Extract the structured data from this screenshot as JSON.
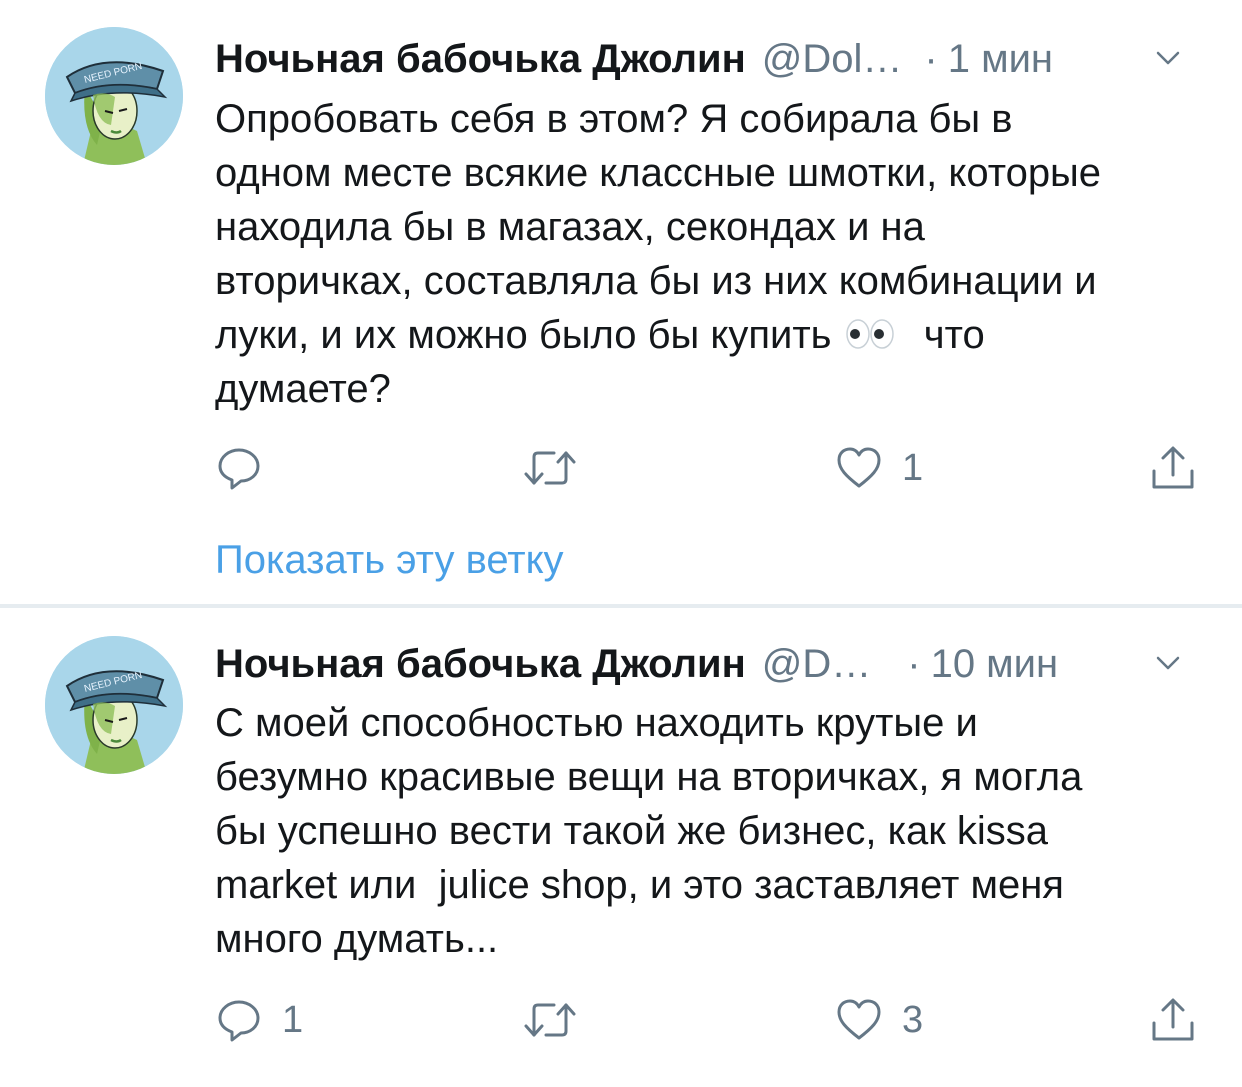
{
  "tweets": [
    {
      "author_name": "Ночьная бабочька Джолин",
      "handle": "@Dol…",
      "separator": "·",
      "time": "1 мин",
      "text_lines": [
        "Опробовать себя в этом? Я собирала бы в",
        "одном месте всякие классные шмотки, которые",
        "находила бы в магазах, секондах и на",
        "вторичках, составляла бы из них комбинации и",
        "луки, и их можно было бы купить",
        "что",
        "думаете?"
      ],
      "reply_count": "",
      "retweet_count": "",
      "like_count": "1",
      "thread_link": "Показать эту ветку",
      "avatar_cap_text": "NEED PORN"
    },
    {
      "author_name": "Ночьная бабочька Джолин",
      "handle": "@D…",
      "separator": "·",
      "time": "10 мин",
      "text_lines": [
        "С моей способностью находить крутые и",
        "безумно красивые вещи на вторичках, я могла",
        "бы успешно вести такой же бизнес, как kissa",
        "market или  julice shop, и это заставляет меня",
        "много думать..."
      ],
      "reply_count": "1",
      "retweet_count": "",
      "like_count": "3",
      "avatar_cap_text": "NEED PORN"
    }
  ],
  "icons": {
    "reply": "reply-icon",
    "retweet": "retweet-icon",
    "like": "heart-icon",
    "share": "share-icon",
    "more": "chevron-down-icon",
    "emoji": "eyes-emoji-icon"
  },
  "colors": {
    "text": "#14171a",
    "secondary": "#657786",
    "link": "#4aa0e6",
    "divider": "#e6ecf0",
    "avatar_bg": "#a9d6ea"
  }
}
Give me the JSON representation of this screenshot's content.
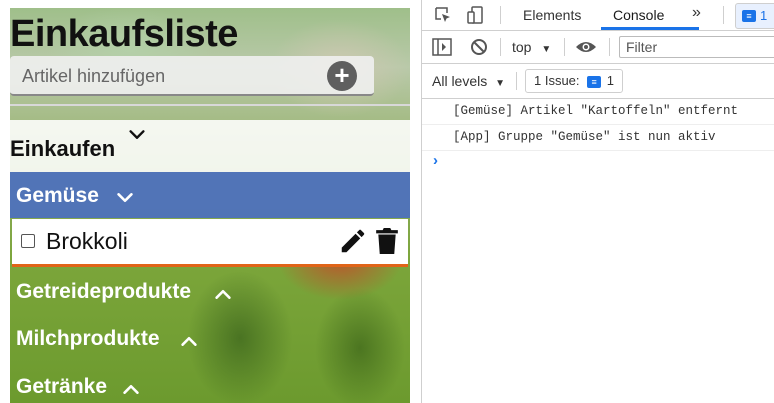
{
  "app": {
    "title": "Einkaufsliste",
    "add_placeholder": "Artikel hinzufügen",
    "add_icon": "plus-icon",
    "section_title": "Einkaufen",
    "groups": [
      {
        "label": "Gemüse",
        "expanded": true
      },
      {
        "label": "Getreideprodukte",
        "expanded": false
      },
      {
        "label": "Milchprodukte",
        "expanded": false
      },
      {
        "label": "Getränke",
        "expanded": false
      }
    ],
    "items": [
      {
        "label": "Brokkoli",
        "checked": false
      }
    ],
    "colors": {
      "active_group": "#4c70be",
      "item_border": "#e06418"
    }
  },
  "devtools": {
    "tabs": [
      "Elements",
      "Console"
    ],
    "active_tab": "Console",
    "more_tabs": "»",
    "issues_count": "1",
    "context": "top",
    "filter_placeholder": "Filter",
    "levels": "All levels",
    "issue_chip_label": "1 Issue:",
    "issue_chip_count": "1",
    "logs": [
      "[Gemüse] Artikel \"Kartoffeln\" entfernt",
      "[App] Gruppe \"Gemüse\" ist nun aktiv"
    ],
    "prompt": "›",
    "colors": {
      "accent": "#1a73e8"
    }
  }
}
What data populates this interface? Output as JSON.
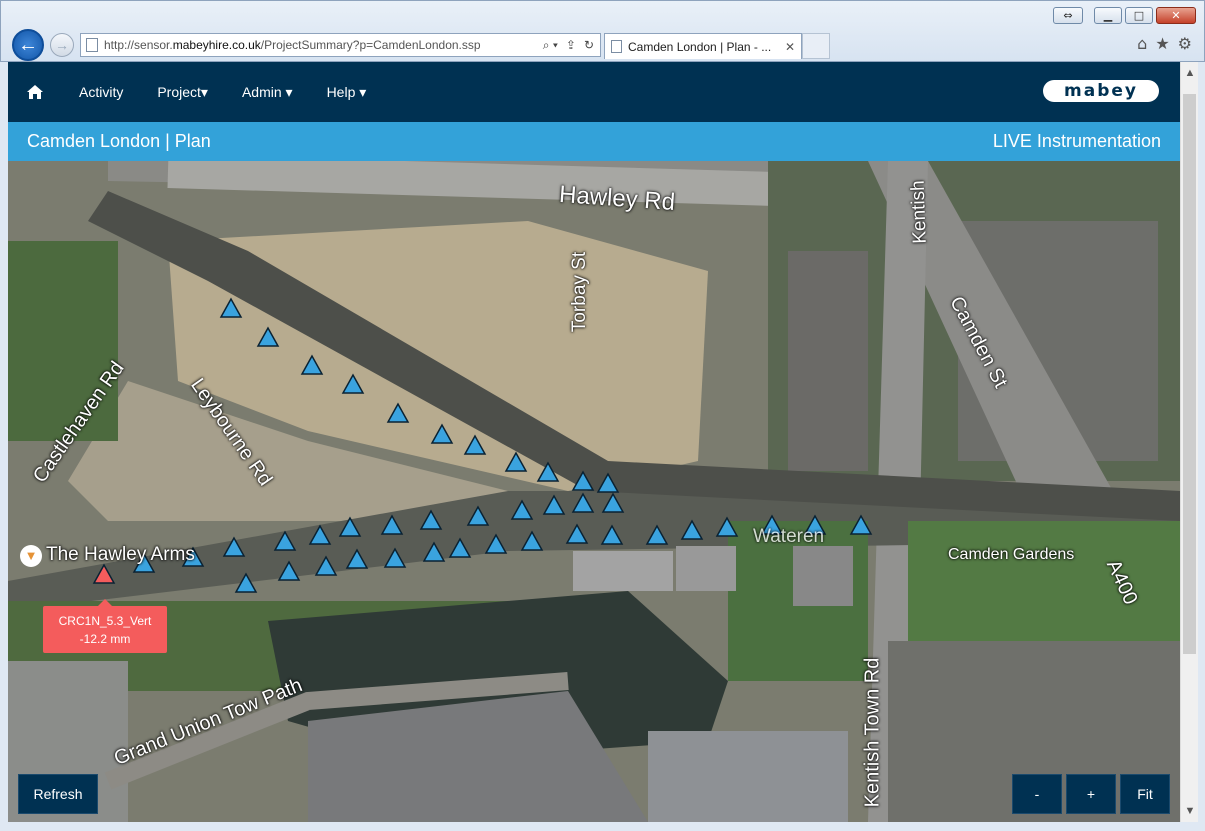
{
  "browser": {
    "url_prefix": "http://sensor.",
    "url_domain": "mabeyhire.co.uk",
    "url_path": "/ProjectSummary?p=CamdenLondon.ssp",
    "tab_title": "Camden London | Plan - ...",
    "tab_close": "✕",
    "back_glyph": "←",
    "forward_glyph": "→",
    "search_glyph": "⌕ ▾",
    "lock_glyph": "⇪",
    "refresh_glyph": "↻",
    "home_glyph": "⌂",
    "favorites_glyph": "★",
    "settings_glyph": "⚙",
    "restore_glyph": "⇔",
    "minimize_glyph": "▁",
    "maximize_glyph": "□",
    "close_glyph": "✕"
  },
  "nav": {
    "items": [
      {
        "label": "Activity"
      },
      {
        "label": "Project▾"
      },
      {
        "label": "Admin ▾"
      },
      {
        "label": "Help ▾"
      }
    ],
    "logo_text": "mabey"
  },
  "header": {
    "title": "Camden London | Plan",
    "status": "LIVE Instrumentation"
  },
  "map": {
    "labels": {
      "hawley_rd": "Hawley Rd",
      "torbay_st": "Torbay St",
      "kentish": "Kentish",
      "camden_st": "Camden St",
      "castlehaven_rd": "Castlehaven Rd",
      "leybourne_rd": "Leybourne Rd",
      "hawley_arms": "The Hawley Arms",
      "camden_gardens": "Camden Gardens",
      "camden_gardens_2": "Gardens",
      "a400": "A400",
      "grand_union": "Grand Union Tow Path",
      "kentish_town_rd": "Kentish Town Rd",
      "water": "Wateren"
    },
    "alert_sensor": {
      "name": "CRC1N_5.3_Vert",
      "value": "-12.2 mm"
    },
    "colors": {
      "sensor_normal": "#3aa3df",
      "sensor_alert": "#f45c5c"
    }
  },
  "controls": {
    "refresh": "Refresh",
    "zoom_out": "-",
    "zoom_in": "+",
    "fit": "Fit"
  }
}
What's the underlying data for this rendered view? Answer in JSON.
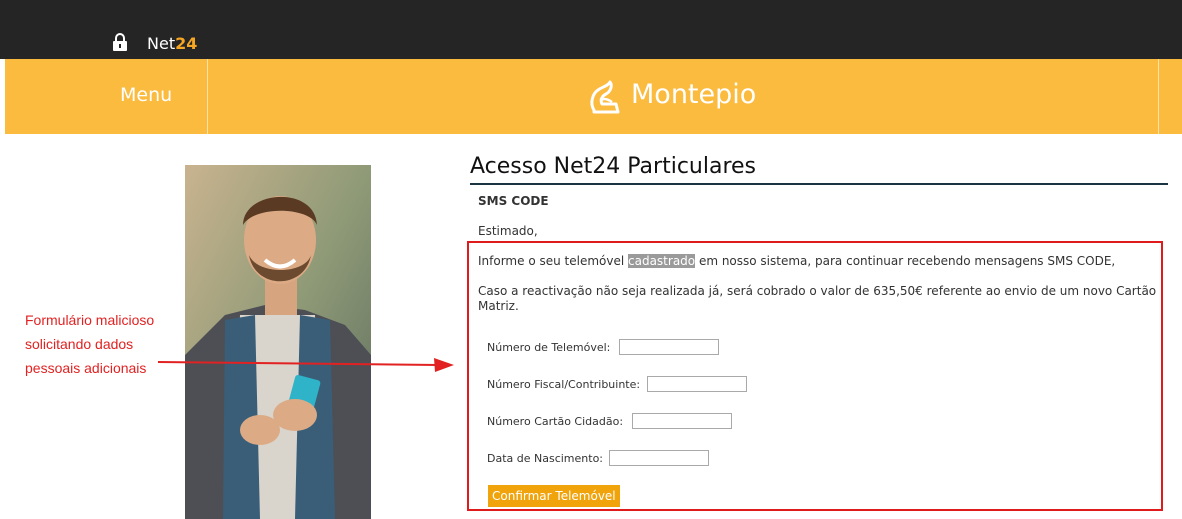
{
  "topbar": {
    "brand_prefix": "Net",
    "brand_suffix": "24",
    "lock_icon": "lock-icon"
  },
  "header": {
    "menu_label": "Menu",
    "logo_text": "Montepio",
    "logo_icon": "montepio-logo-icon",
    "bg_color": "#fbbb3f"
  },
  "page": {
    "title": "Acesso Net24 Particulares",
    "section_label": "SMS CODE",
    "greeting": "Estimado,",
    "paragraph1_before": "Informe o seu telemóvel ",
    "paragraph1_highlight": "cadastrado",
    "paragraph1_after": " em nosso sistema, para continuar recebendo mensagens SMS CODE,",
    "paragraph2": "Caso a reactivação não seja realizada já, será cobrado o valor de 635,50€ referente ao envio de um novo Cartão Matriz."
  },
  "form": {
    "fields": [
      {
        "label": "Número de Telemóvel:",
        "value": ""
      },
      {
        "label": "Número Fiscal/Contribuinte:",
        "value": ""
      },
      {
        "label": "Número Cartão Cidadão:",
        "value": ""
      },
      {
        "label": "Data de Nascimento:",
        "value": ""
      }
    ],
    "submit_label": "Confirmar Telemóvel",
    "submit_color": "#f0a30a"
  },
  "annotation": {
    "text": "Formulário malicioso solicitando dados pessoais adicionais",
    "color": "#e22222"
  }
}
——————————
**Task requirements**
For the listing above, identify each line bearing "Gardens".

**Final answer**
      "camden_gardens": "Camden Gardens",
      "camden_gardens_2": "Gardens",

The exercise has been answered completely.